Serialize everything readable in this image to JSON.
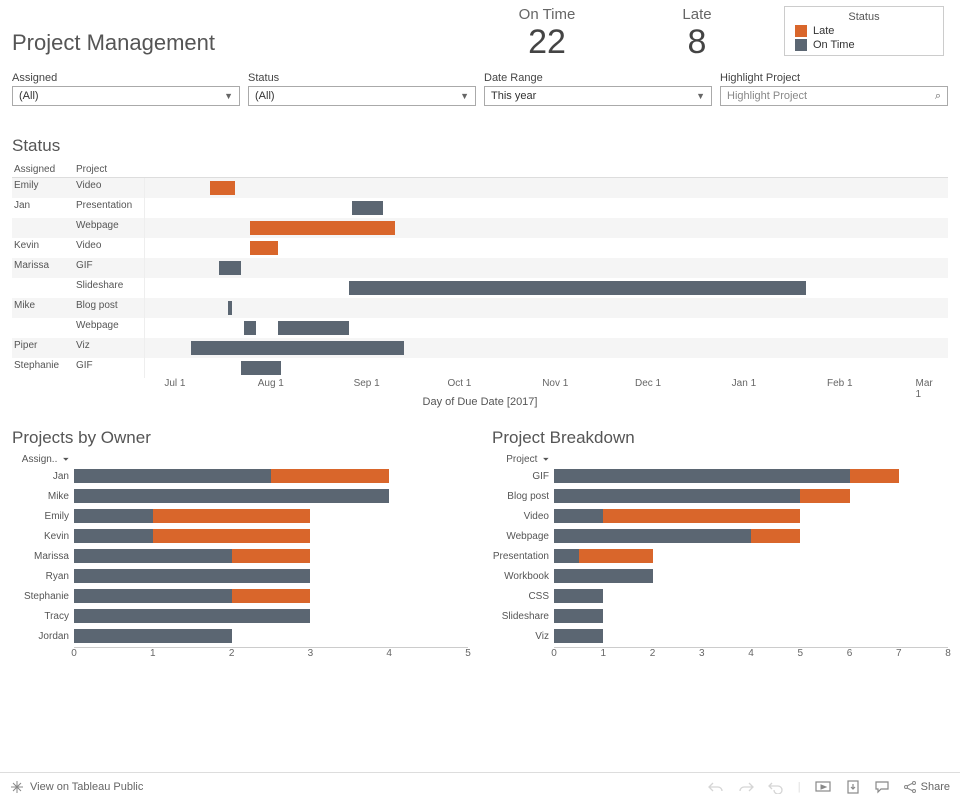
{
  "colors": {
    "late": "#d9662b",
    "ontime": "#5b6672"
  },
  "title": "Project Management",
  "kpis": [
    {
      "label": "On Time",
      "value": "22"
    },
    {
      "label": "Late",
      "value": "8"
    }
  ],
  "legend": {
    "title": "Status",
    "items": [
      {
        "label": "Late",
        "color_key": "late"
      },
      {
        "label": "On Time",
        "color_key": "ontime"
      }
    ]
  },
  "filters": {
    "assigned": {
      "label": "Assigned",
      "value": "(All)"
    },
    "status": {
      "label": "Status",
      "value": "(All)"
    },
    "date_range": {
      "label": "Date Range",
      "value": "This year"
    },
    "highlight": {
      "label": "Highlight Project",
      "placeholder": "Highlight Project"
    }
  },
  "gantt": {
    "title": "Status",
    "col_assigned": "Assigned",
    "col_project": "Project",
    "axis_label": "Day of Due Date [2017]",
    "ticks": [
      "Jul 1",
      "Aug 1",
      "Sep 1",
      "Oct 1",
      "Nov 1",
      "Dec 1",
      "Jan 1",
      "Feb 1",
      "Mar 1"
    ]
  },
  "owners": {
    "title": "Projects by Owner",
    "col": "Assign.."
  },
  "breakdown": {
    "title": "Project Breakdown",
    "col": "Project"
  },
  "footer": {
    "view": "View on Tableau Public",
    "share": "Share"
  },
  "chart_data": [
    {
      "type": "bar",
      "name": "gantt",
      "title": "Status",
      "xlabel": "Day of Due Date [2017]",
      "x_range_days": [
        -10,
        250
      ],
      "rows": [
        {
          "assigned": "Emily",
          "project": "Video",
          "start": 11,
          "end": 19,
          "status": "late"
        },
        {
          "assigned": "Jan",
          "project": "Presentation",
          "start": 57,
          "end": 67,
          "status": "ontime"
        },
        {
          "assigned": "Jan",
          "project": "Webpage",
          "start": 24,
          "end": 71,
          "status": "late"
        },
        {
          "assigned": "Kevin",
          "project": "Video",
          "start": 24,
          "end": 33,
          "status": "late"
        },
        {
          "assigned": "Marissa",
          "project": "GIF",
          "start": 14,
          "end": 21,
          "status": "ontime"
        },
        {
          "assigned": "Marissa",
          "project": "Slideshare",
          "start": 56,
          "end": 204,
          "status": "ontime"
        },
        {
          "assigned": "Mike",
          "project": "Blog post",
          "start": 17,
          "end": 18,
          "status": "ontime"
        },
        {
          "assigned": "Mike",
          "project": "Webpage",
          "start": 22,
          "end": 26,
          "status": "ontime",
          "extra": {
            "start": 33,
            "end": 56,
            "status": "ontime"
          }
        },
        {
          "assigned": "Piper",
          "project": "Viz",
          "start": 5,
          "end": 74,
          "status": "ontime"
        },
        {
          "assigned": "Stephanie",
          "project": "GIF",
          "start": 21,
          "end": 34,
          "status": "ontime"
        }
      ]
    },
    {
      "type": "bar",
      "name": "projects_by_owner",
      "title": "Projects by Owner",
      "xlabel": "",
      "ylabel": "Assigned",
      "xlim": [
        0,
        5
      ],
      "categories": [
        "Jan",
        "Mike",
        "Emily",
        "Kevin",
        "Marissa",
        "Ryan",
        "Stephanie",
        "Tracy",
        "Jordan"
      ],
      "series": [
        {
          "name": "On Time",
          "color_key": "ontime",
          "values": [
            2.5,
            4,
            1,
            1,
            2,
            3,
            2,
            3,
            2
          ]
        },
        {
          "name": "Late",
          "color_key": "late",
          "values": [
            1.5,
            0,
            2,
            2,
            1,
            0,
            1,
            0,
            0
          ]
        }
      ]
    },
    {
      "type": "bar",
      "name": "project_breakdown",
      "title": "Project Breakdown",
      "xlabel": "",
      "ylabel": "Project",
      "xlim": [
        0,
        8
      ],
      "categories": [
        "GIF",
        "Blog post",
        "Video",
        "Webpage",
        "Presentation",
        "Workbook",
        "CSS",
        "Slideshare",
        "Viz"
      ],
      "series": [
        {
          "name": "On Time",
          "color_key": "ontime",
          "values": [
            6,
            5,
            1,
            4,
            0.5,
            2,
            1,
            1,
            1
          ]
        },
        {
          "name": "Late",
          "color_key": "late",
          "values": [
            1,
            1,
            4,
            1,
            1.5,
            0,
            0,
            0,
            0
          ]
        }
      ]
    }
  ]
}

### GIVEN INSTRUCTION
Without the pictures, return the entries exactly as they appear.

### REPLY TO THE TASK
Serialize everything readable in this image to JSON.
{
  "colors": {
    "late": "#d9662b",
    "ontime": "#5b6672"
  },
  "title": "Project Management",
  "kpis": [
    {
      "label": "On Time",
      "value": "22"
    },
    {
      "label": "Late",
      "value": "8"
    }
  ],
  "legend": {
    "title": "Status",
    "items": [
      {
        "label": "Late",
        "color_key": "late"
      },
      {
        "label": "On Time",
        "color_key": "ontime"
      }
    ]
  },
  "filters": {
    "assigned": {
      "label": "Assigned",
      "value": "(All)"
    },
    "status": {
      "label": "Status",
      "value": "(All)"
    },
    "date_range": {
      "label": "Date Range",
      "value": "This year"
    },
    "highlight": {
      "label": "Highlight Project",
      "placeholder": "Highlight Project"
    }
  },
  "gantt": {
    "title": "Status",
    "col_assigned": "Assigned",
    "col_project": "Project",
    "axis_label": "Day of Due Date [2017]",
    "ticks": [
      "Jul 1",
      "Aug 1",
      "Sep 1",
      "Oct 1",
      "Nov 1",
      "Dec 1",
      "Jan 1",
      "Feb 1",
      "Mar 1"
    ]
  },
  "owners": {
    "title": "Projects by Owner",
    "col": "Assign.."
  },
  "breakdown": {
    "title": "Project Breakdown",
    "col": "Project"
  },
  "footer": {
    "view": "View on Tableau Public",
    "share": "Share"
  },
  "chart_data": [
    {
      "type": "bar",
      "name": "gantt",
      "title": "Status",
      "xlabel": "Day of Due Date [2017]",
      "x_range_days": [
        -10,
        250
      ],
      "rows": [
        {
          "assigned": "Emily",
          "project": "Video",
          "start": 11,
          "end": 19,
          "status": "late"
        },
        {
          "assigned": "Jan",
          "project": "Presentation",
          "start": 57,
          "end": 67,
          "status": "ontime"
        },
        {
          "assigned": "Jan",
          "project": "Webpage",
          "start": 24,
          "end": 71,
          "status": "late"
        },
        {
          "assigned": "Kevin",
          "project": "Video",
          "start": 24,
          "end": 33,
          "status": "late"
        },
        {
          "assigned": "Marissa",
          "project": "GIF",
          "start": 14,
          "end": 21,
          "status": "ontime"
        },
        {
          "assigned": "Marissa",
          "project": "Slideshare",
          "start": 56,
          "end": 204,
          "status": "ontime"
        },
        {
          "assigned": "Mike",
          "project": "Blog post",
          "start": 17,
          "end": 18,
          "status": "ontime"
        },
        {
          "assigned": "Mike",
          "project": "Webpage",
          "start": 22,
          "end": 26,
          "status": "ontime",
          "extra": {
            "start": 33,
            "end": 56,
            "status": "ontime"
          }
        },
        {
          "assigned": "Piper",
          "project": "Viz",
          "start": 5,
          "end": 74,
          "status": "ontime"
        },
        {
          "assigned": "Stephanie",
          "project": "GIF",
          "start": 21,
          "end": 34,
          "status": "ontime"
        }
      ]
    },
    {
      "type": "bar",
      "name": "projects_by_owner",
      "title": "Projects by Owner",
      "xlabel": "",
      "ylabel": "Assigned",
      "xlim": [
        0,
        5
      ],
      "categories": [
        "Jan",
        "Mike",
        "Emily",
        "Kevin",
        "Marissa",
        "Ryan",
        "Stephanie",
        "Tracy",
        "Jordan"
      ],
      "series": [
        {
          "name": "On Time",
          "color_key": "ontime",
          "values": [
            2.5,
            4,
            1,
            1,
            2,
            3,
            2,
            3,
            2
          ]
        },
        {
          "name": "Late",
          "color_key": "late",
          "values": [
            1.5,
            0,
            2,
            2,
            1,
            0,
            1,
            0,
            0
          ]
        }
      ]
    },
    {
      "type": "bar",
      "name": "project_breakdown",
      "title": "Project Breakdown",
      "xlabel": "",
      "ylabel": "Project",
      "xlim": [
        0,
        8
      ],
      "categories": [
        "GIF",
        "Blog post",
        "Video",
        "Webpage",
        "Presentation",
        "Workbook",
        "CSS",
        "Slideshare",
        "Viz"
      ],
      "series": [
        {
          "name": "On Time",
          "color_key": "ontime",
          "values": [
            6,
            5,
            1,
            4,
            0.5,
            2,
            1,
            1,
            1
          ]
        },
        {
          "name": "Late",
          "color_key": "late",
          "values": [
            1,
            1,
            4,
            1,
            1.5,
            0,
            0,
            0,
            0
          ]
        }
      ]
    }
  ]
}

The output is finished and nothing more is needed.